►
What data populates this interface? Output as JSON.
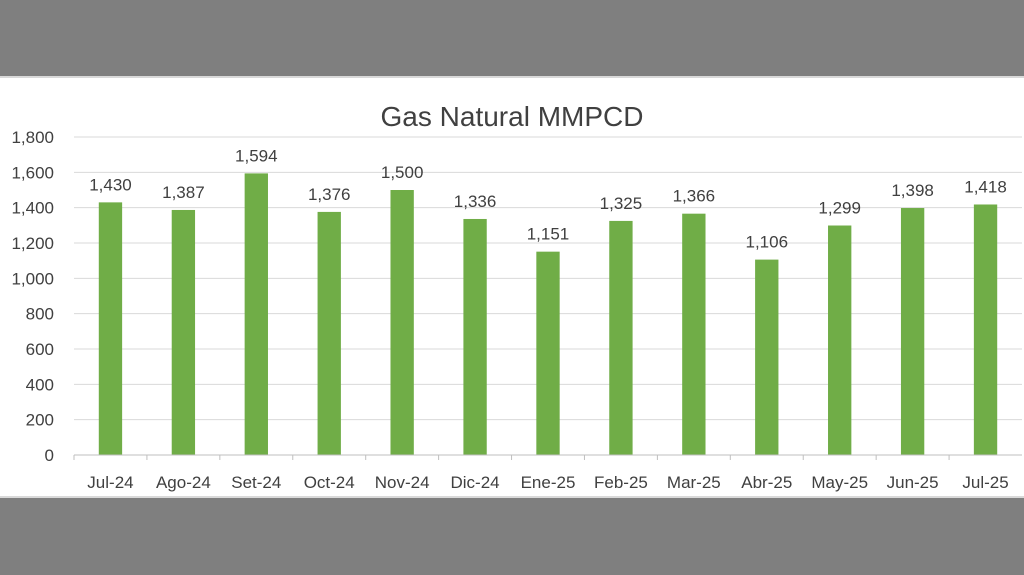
{
  "chart_data": {
    "type": "bar",
    "title": "Gas Natural MMPCD",
    "categories": [
      "Jul-24",
      "Ago-24",
      "Set-24",
      "Oct-24",
      "Nov-24",
      "Dic-24",
      "Ene-25",
      "Feb-25",
      "Mar-25",
      "Abr-25",
      "May-25",
      "Jun-25",
      "Jul-25"
    ],
    "values": [
      1430,
      1387,
      1594,
      1376,
      1500,
      1336,
      1151,
      1325,
      1366,
      1106,
      1299,
      1398,
      1418
    ],
    "value_labels": [
      "1,430",
      "1,387",
      "1,594",
      "1,376",
      "1,500",
      "1,336",
      "1,151",
      "1,325",
      "1,366",
      "1,106",
      "1,299",
      "1,398",
      "1,418"
    ],
    "ylim": [
      0,
      1800
    ],
    "yticks": [
      0,
      200,
      400,
      600,
      800,
      1000,
      1200,
      1400,
      1600,
      1800
    ],
    "ytick_labels": [
      "0",
      "200",
      "400",
      "600",
      "800",
      "1,000",
      "1,200",
      "1,400",
      "1,600",
      "1,800"
    ],
    "grid": true,
    "bar_color": "#70ad47",
    "grid_color": "#d9d9d9",
    "text_color": "#404040"
  }
}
◄
Do this
Copy all the lines of data exactly as they appear, dropping any images.

Right answer
What data populates this interface? Output as JSON.
{
  "chart_data": {
    "type": "bar",
    "title": "Gas Natural MMPCD",
    "categories": [
      "Jul-24",
      "Ago-24",
      "Set-24",
      "Oct-24",
      "Nov-24",
      "Dic-24",
      "Ene-25",
      "Feb-25",
      "Mar-25",
      "Abr-25",
      "May-25",
      "Jun-25",
      "Jul-25"
    ],
    "values": [
      1430,
      1387,
      1594,
      1376,
      1500,
      1336,
      1151,
      1325,
      1366,
      1106,
      1299,
      1398,
      1418
    ],
    "value_labels": [
      "1,430",
      "1,387",
      "1,594",
      "1,376",
      "1,500",
      "1,336",
      "1,151",
      "1,325",
      "1,366",
      "1,106",
      "1,299",
      "1,398",
      "1,418"
    ],
    "ylim": [
      0,
      1800
    ],
    "yticks": [
      0,
      200,
      400,
      600,
      800,
      1000,
      1200,
      1400,
      1600,
      1800
    ],
    "ytick_labels": [
      "0",
      "200",
      "400",
      "600",
      "800",
      "1,000",
      "1,200",
      "1,400",
      "1,600",
      "1,800"
    ],
    "grid": true,
    "bar_color": "#70ad47",
    "grid_color": "#d9d9d9",
    "text_color": "#404040"
  }
}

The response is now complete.